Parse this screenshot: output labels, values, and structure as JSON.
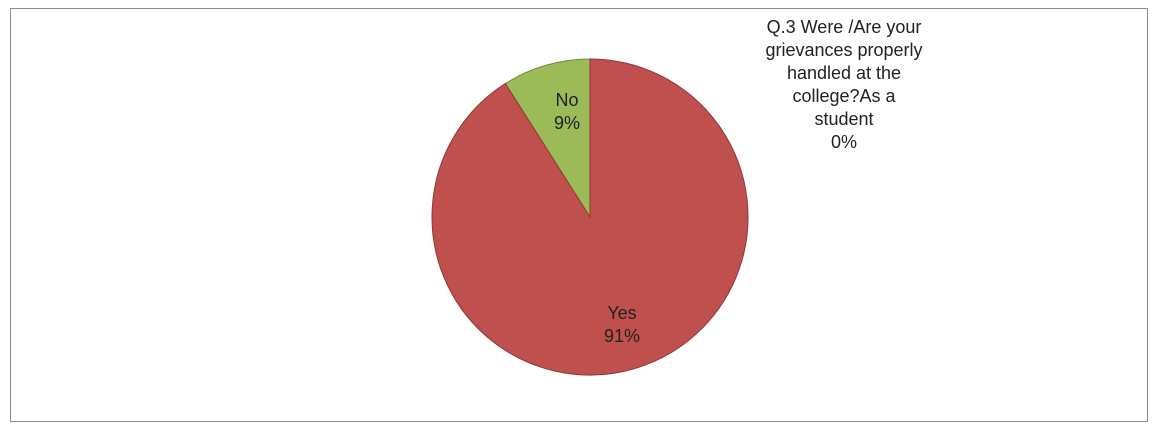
{
  "chart_data": {
    "type": "pie",
    "categories": [
      "Q.3 Were /Are your grievances properly handled at the college?As a student",
      "No",
      "Yes"
    ],
    "values": [
      0,
      9,
      91
    ],
    "data_labels": [
      [
        "Q.3 Were /Are your",
        "grievances properly",
        "handled at the",
        "college?As a",
        "student",
        "0%"
      ],
      [
        "No",
        "9%"
      ],
      [
        "Yes",
        "91%"
      ]
    ],
    "colors": [
      "#4f81bd",
      "#9bbb59",
      "#c0504d"
    ],
    "legend": "none"
  }
}
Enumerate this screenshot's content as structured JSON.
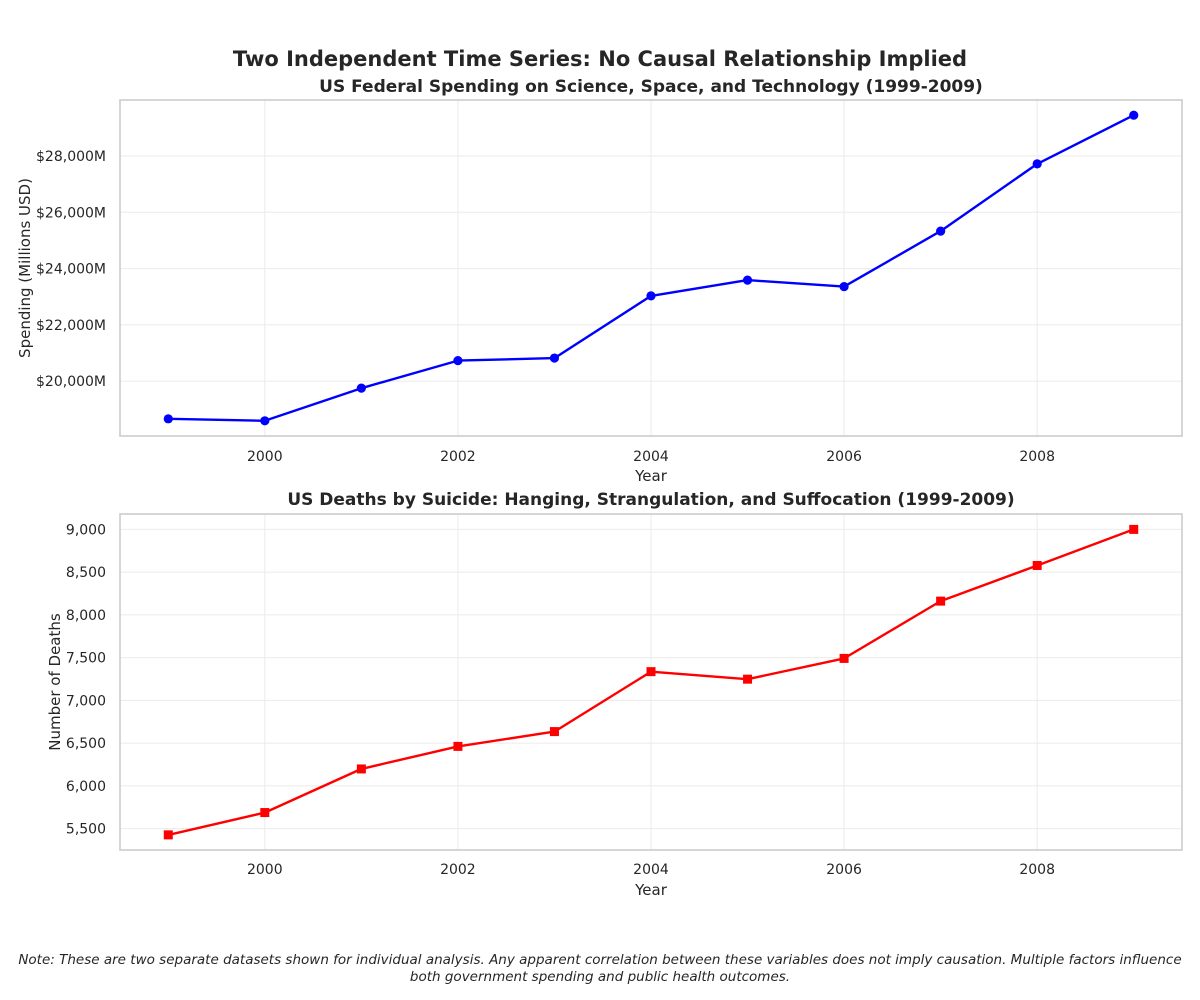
{
  "suptitle": "Two Independent Time Series: No Causal Relationship Implied",
  "note": "Note: These are two separate datasets shown for individual analysis. Any apparent correlation between these variables does not imply causation. Multiple factors influence both government spending and public health outcomes.",
  "colors": {
    "spending": "#0000ff",
    "deaths": "#ff0000",
    "grid": "#ebebeb",
    "spine": "#cccccc"
  },
  "chart_data": [
    {
      "type": "line",
      "title": "US Federal Spending on Science, Space, and Technology (1999-2009)",
      "xlabel": "Year",
      "ylabel": "Spending (Millions USD)",
      "x": [
        1999,
        2000,
        2001,
        2002,
        2003,
        2004,
        2005,
        2006,
        2007,
        2008,
        2009
      ],
      "series": [
        {
          "values": [
            18660,
            18590,
            19750,
            20730,
            20820,
            23030,
            23590,
            23360,
            25330,
            27720,
            29450
          ],
          "marker": "circle"
        }
      ],
      "xticks": [
        2000,
        2002,
        2004,
        2006,
        2008
      ],
      "yticks": [
        20000,
        22000,
        24000,
        26000,
        28000
      ],
      "ytick_labels": [
        "$20,000M",
        "$22,000M",
        "$24,000M",
        "$26,000M",
        "$28,000M"
      ],
      "xlim": [
        1998.5,
        2009.5
      ],
      "ylim": [
        18050,
        29990
      ],
      "grid": true,
      "legend": "none"
    },
    {
      "type": "line",
      "title": "US Deaths by Suicide: Hanging, Strangulation, and Suffocation (1999-2009)",
      "xlabel": "Year",
      "ylabel": "Number of Deaths",
      "x": [
        1999,
        2000,
        2001,
        2002,
        2003,
        2004,
        2005,
        2006,
        2007,
        2008,
        2009
      ],
      "series": [
        {
          "values": [
            5427,
            5688,
            6198,
            6462,
            6635,
            7336,
            7248,
            7491,
            8161,
            8578,
            9000
          ],
          "marker": "square"
        }
      ],
      "xticks": [
        2000,
        2002,
        2004,
        2006,
        2008
      ],
      "yticks": [
        5500,
        6000,
        6500,
        7000,
        7500,
        8000,
        8500,
        9000
      ],
      "ytick_labels": [
        "5,500",
        "6,000",
        "6,500",
        "7,000",
        "7,500",
        "8,000",
        "8,500",
        "9,000"
      ],
      "xlim": [
        1998.5,
        2009.5
      ],
      "ylim": [
        5250,
        9180
      ],
      "grid": true,
      "legend": "none"
    }
  ]
}
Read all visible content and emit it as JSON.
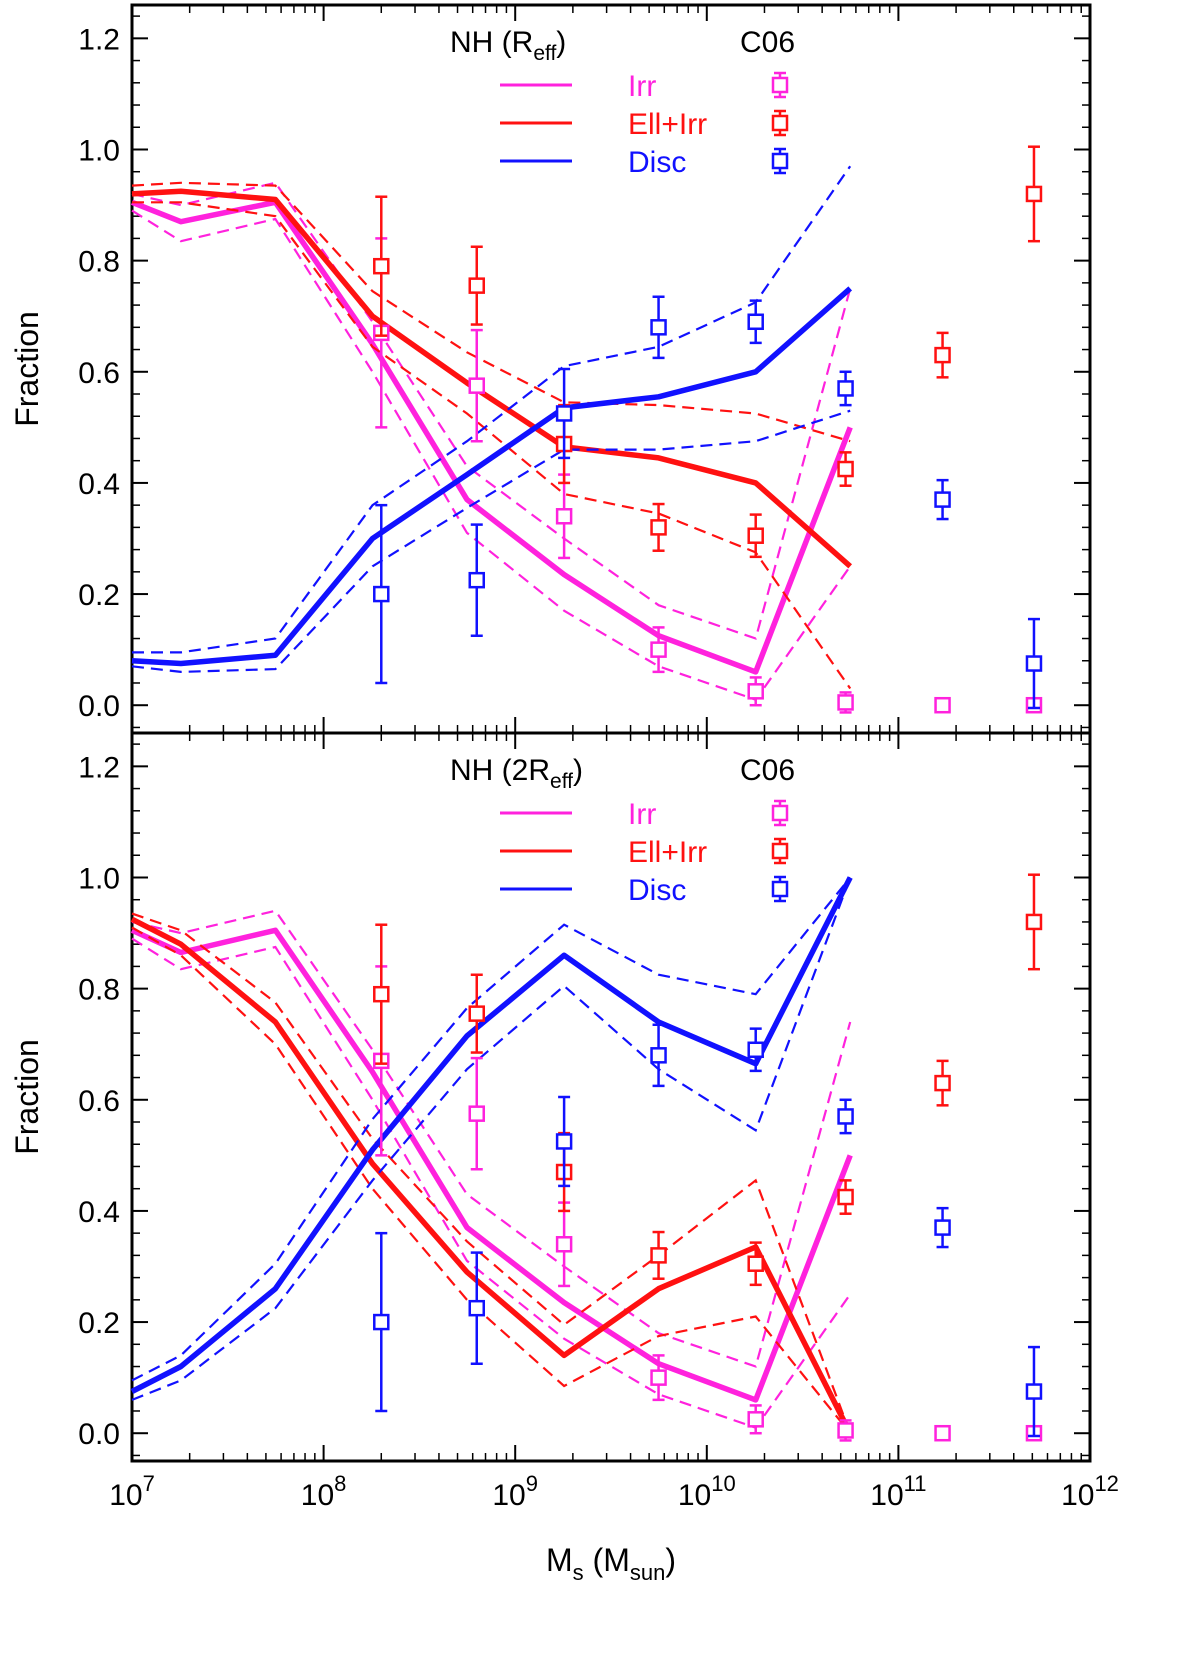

• [Directions for this task] Without the pictures, repeat the listing above exactly.

• [Problem solution]
Parse this screenshot: output labels, values, and structure as JSON.
{
  "chart_data": {
    "type": "pie",
    "categories": [
      "Q.3 Were /Are your grievances properly handled at the college?As a student",
      "No",
      "Yes"
    ],
    "values": [
      0,
      9,
      91
    ],
    "data_labels": [
      [
        "Q.3 Were /Are your",
        "grievances properly",
        "handled at the",
        "college?As a",
        "student",
        "0%"
      ],
      [
        "No",
        "9%"
      ],
      [
        "Yes",
        "91%"
      ]
    ],
    "colors": [
      "#4f81bd",
      "#9bbb59",
      "#c0504d"
    ],
    "legend": "none"
  }
}
Enumerate this screenshot's content as structured JSON.
{
  "suptitle": "Two Independent Time Series: No Causal Relationship Implied",
  "note": "Note: These are two separate datasets shown for individual analysis. Any apparent correlation between these variables does not imply causation. Multiple factors influence both government spending and public health outcomes.",
  "colors": {
    "spending": "#0000ff",
    "deaths": "#ff0000",
    "grid": "#ebebeb",
    "spine": "#cccccc"
  },
  "chart_data": [
    {
      "type": "line",
      "title": "US Federal Spending on Science, Space, and Technology (1999-2009)",
      "xlabel": "Year",
      "ylabel": "Spending (Millions USD)",
      "x": [
        1999,
        2000,
        2001,
        2002,
        2003,
        2004,
        2005,
        2006,
        2007,
        2008,
        2009
      ],
      "series": [
        {
          "values": [
            18660,
            18590,
            19750,
            20730,
            20820,
            23030,
            23590,
            23360,
            25330,
            27720,
            29450
          ],
          "marker": "circle"
        }
      ],
      "xticks": [
        2000,
        2002,
        2004,
        2006,
        2008
      ],
      "yticks": [
        20000,
        22000,
        24000,
        26000,
        28000
      ],
      "ytick_labels": [
        "$20,000M",
        "$22,000M",
        "$24,000M",
        "$26,000M",
        "$28,000M"
      ],
      "xlim": [
        1998.5,
        2009.5
      ],
      "ylim": [
        18050,
        29990
      ],
      "grid": true,
      "legend": "none"
    },
    {
      "type": "line",
      "title": "US Deaths by Suicide: Hanging, Strangulation, and Suffocation (1999-2009)",
      "xlabel": "Year",
      "ylabel": "Number of Deaths",
      "x": [
        1999,
        2000,
        2001,
        2002,
        2003,
        2004,
        2005,
        2006,
        2007,
        2008,
        2009
      ],
      "series": [
        {
          "values": [
            5427,
            5688,
            6198,
            6462,
            6635,
            7336,
            7248,
            7491,
            8161,
            8578,
            9000
          ],
          "marker": "square"
        }
      ],
      "xticks": [
        2000,
        2002,
        2004,
        2006,
        2008
      ],
      "yticks": [
        5500,
        6000,
        6500,
        7000,
        7500,
        8000,
        8500,
        9000
      ],
      "ytick_labels": [
        "5,500",
        "6,000",
        "6,500",
        "7,000",
        "7,500",
        "8,000",
        "8,500",
        "9,000"
      ],
      "xlim": [
        1998.5,
        2009.5
      ],
      "ylim": [
        5250,
        9180
      ],
      "grid": true,
      "legend": "none"
    }
  ]
}
Read all visible content and emit it as JSON.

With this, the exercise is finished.